WHAT YOU NEED TO DO —
In the records below, find each line containing the word "text" and copy it.

EXTRACTED ENTRIES —
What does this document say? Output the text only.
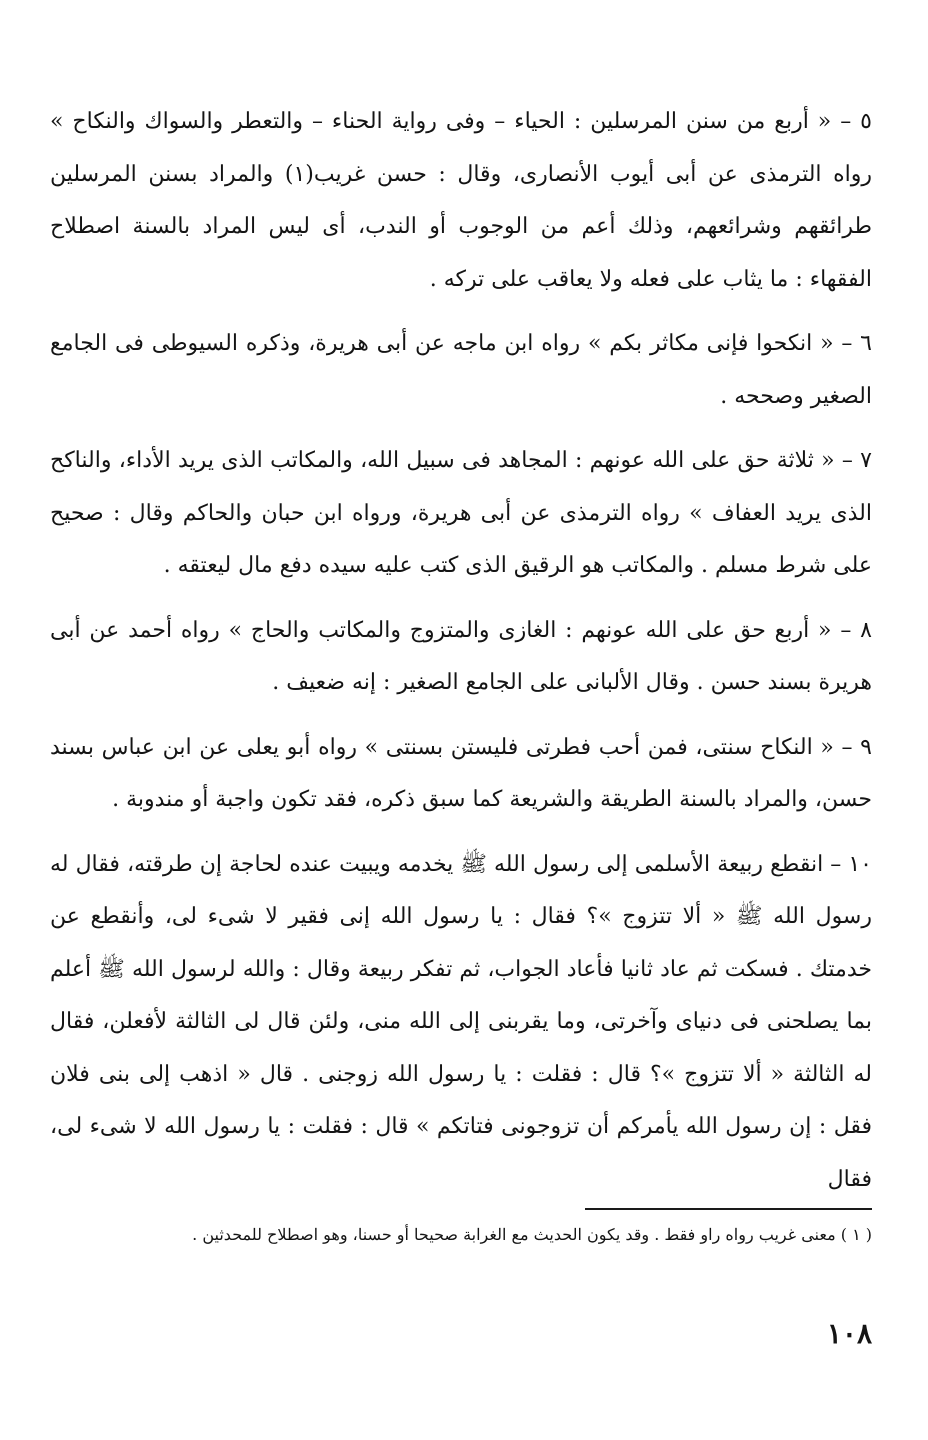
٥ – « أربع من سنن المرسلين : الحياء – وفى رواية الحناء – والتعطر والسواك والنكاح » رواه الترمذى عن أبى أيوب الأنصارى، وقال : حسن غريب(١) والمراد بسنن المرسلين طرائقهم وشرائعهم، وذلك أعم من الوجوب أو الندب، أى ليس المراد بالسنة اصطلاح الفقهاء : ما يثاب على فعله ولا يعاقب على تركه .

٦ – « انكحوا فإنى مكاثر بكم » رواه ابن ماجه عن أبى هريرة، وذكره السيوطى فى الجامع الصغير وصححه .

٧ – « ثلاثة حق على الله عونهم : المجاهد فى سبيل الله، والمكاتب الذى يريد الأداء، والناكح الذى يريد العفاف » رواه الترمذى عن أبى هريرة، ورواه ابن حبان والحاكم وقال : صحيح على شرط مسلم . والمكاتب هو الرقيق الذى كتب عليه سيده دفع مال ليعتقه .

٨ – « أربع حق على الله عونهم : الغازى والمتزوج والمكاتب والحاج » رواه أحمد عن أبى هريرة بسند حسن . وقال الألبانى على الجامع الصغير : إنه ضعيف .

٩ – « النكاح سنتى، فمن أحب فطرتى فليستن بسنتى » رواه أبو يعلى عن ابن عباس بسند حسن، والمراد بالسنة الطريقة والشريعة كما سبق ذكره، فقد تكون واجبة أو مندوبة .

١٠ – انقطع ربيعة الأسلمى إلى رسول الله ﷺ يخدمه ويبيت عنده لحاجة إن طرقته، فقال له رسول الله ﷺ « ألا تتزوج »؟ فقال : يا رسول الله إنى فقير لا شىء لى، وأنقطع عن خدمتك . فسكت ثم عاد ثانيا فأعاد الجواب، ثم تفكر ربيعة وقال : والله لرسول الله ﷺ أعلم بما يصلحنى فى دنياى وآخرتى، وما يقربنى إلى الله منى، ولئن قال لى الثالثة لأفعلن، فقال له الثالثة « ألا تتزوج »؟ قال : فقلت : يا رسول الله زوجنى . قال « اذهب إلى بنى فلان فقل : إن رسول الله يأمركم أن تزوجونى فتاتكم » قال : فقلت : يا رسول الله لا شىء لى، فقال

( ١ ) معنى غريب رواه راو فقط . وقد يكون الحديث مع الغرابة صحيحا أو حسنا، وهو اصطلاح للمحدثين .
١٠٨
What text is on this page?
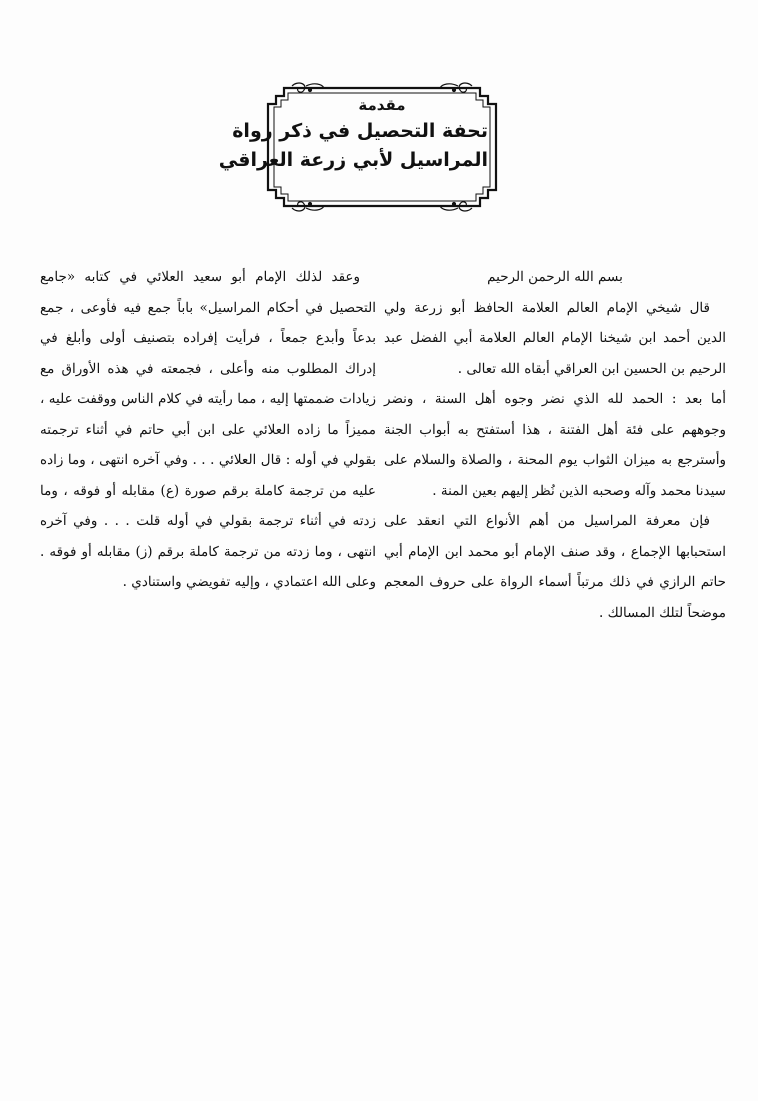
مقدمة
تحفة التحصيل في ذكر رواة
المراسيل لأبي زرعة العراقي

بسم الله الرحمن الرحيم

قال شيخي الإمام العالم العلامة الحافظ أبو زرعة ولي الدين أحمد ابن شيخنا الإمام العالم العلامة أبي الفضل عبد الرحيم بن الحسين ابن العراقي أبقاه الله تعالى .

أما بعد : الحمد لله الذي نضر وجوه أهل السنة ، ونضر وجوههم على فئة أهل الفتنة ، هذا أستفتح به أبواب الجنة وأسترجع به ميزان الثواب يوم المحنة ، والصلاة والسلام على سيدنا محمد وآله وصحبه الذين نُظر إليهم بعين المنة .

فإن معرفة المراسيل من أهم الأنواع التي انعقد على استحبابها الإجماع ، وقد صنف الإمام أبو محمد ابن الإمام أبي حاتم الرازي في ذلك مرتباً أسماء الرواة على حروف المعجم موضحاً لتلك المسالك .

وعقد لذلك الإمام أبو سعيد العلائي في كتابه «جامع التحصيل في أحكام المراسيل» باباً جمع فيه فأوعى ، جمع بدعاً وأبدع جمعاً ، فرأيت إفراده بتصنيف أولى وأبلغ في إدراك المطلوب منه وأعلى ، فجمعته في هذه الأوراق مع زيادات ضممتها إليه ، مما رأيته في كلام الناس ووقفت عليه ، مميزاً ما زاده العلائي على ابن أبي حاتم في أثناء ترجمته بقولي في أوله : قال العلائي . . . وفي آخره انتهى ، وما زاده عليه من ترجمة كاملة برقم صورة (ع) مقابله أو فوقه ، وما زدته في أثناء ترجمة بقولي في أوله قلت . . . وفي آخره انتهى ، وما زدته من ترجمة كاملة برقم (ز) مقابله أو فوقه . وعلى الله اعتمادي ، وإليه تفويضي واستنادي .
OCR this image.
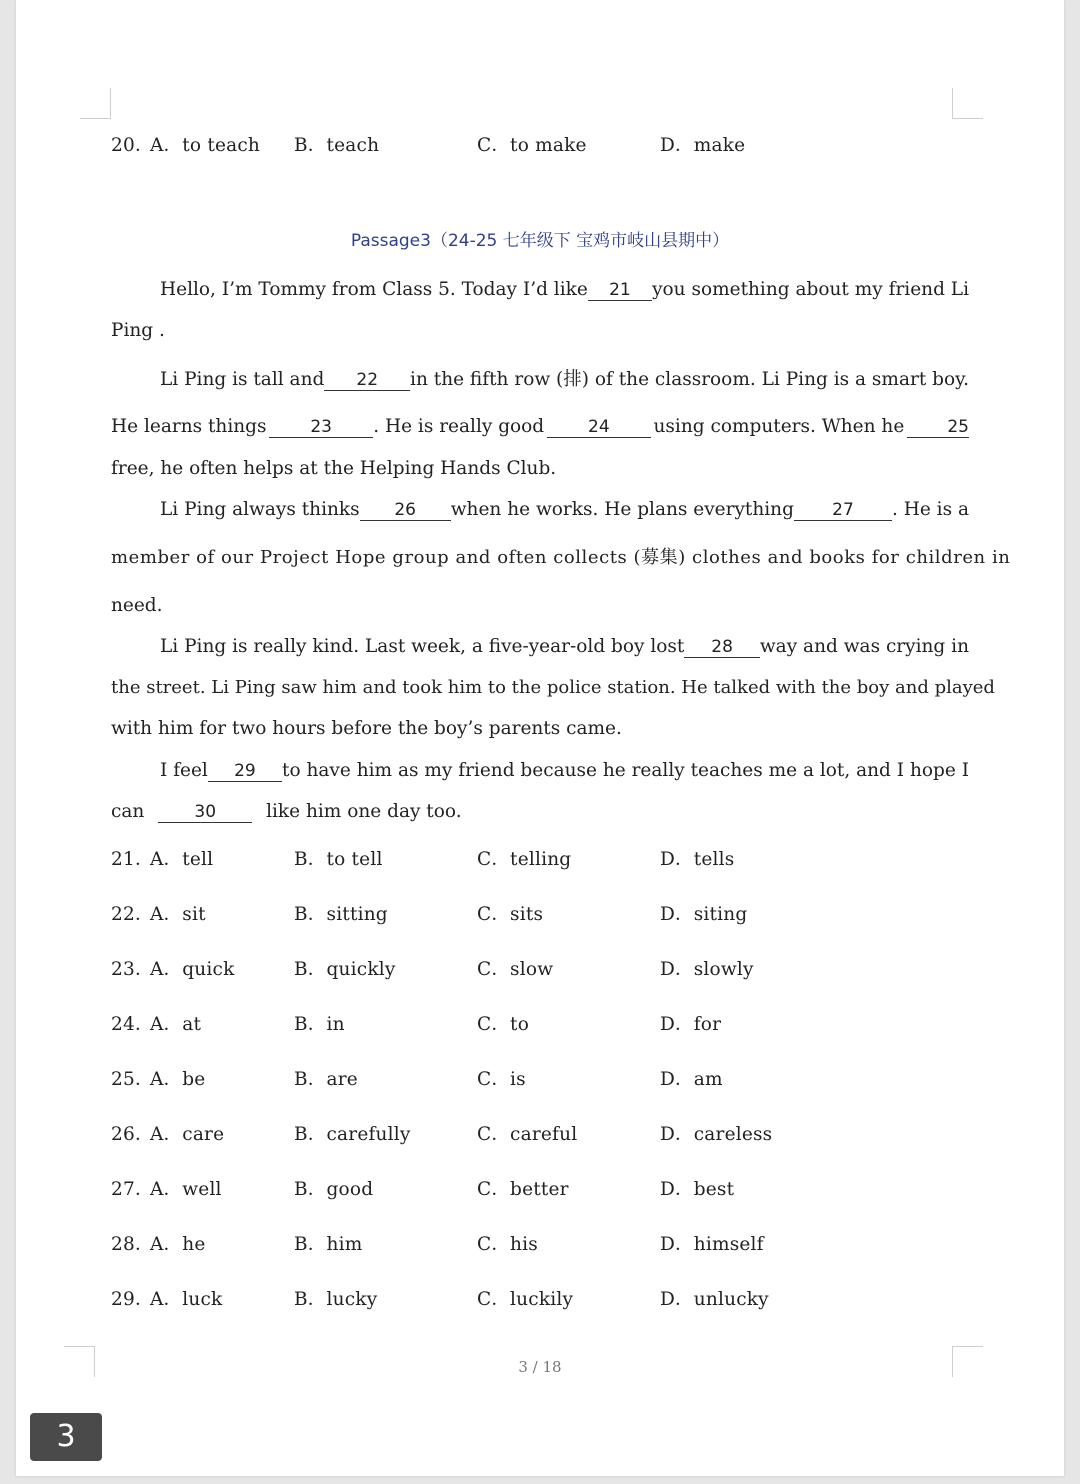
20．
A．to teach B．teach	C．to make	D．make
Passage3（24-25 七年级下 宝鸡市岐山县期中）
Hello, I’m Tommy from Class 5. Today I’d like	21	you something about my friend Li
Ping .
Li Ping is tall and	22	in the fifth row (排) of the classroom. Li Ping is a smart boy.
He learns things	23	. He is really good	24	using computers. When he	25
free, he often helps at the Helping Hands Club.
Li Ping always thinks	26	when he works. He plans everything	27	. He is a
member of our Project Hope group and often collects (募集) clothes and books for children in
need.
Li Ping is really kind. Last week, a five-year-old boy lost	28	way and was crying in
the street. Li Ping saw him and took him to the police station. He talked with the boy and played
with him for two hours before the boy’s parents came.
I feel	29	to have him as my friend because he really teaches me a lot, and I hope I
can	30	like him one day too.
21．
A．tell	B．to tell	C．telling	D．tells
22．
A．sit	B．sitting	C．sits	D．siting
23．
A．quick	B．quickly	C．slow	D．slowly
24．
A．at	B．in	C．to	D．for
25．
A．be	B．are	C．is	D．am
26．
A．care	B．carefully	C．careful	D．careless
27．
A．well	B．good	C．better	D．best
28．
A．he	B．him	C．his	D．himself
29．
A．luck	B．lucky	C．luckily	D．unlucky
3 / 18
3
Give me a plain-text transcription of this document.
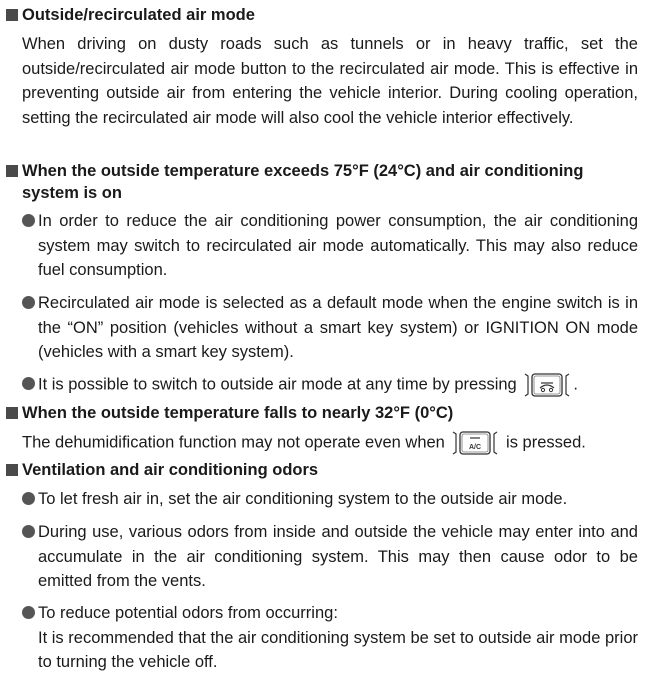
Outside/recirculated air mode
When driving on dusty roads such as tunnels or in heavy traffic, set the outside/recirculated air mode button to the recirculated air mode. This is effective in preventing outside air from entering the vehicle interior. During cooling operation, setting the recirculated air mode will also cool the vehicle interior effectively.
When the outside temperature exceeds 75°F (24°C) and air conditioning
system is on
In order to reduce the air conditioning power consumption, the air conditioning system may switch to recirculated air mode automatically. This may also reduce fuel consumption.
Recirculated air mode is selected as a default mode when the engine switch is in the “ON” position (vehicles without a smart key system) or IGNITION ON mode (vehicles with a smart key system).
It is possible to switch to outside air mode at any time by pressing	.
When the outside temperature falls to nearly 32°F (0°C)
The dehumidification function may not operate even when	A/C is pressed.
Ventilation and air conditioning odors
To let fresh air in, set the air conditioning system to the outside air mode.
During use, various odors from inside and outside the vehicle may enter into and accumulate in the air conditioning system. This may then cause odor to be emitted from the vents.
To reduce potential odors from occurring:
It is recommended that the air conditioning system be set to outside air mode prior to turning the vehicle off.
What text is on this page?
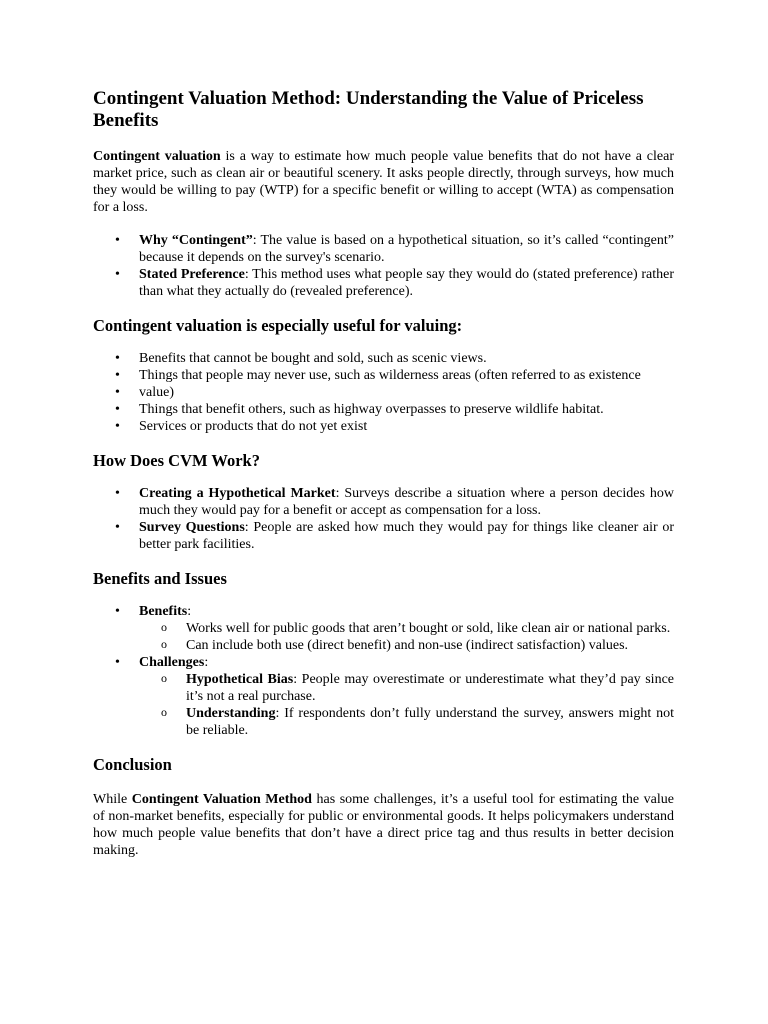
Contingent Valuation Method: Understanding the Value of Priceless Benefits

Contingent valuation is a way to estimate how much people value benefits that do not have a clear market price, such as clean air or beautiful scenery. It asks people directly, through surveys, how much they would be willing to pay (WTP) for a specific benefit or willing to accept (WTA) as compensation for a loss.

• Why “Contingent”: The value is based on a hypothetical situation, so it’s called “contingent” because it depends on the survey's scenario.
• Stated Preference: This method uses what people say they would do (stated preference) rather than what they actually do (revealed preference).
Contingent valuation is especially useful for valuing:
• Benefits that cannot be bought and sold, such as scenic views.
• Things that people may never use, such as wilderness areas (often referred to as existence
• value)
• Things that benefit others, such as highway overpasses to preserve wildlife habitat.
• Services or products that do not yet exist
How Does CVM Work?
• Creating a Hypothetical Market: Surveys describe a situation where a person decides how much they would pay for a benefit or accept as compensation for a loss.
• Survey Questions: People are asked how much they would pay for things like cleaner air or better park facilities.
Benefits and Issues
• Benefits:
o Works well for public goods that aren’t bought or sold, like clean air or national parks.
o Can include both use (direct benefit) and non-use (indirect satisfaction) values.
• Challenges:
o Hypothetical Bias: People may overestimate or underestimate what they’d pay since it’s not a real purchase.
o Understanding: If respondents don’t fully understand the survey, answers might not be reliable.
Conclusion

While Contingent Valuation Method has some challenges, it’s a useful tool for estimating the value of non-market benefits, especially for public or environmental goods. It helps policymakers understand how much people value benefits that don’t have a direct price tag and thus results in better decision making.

RESPONSE —
What does this document say? Output the text only.
What text is on this page?
Give me a plain-text transcription of this document.
What text is on this page?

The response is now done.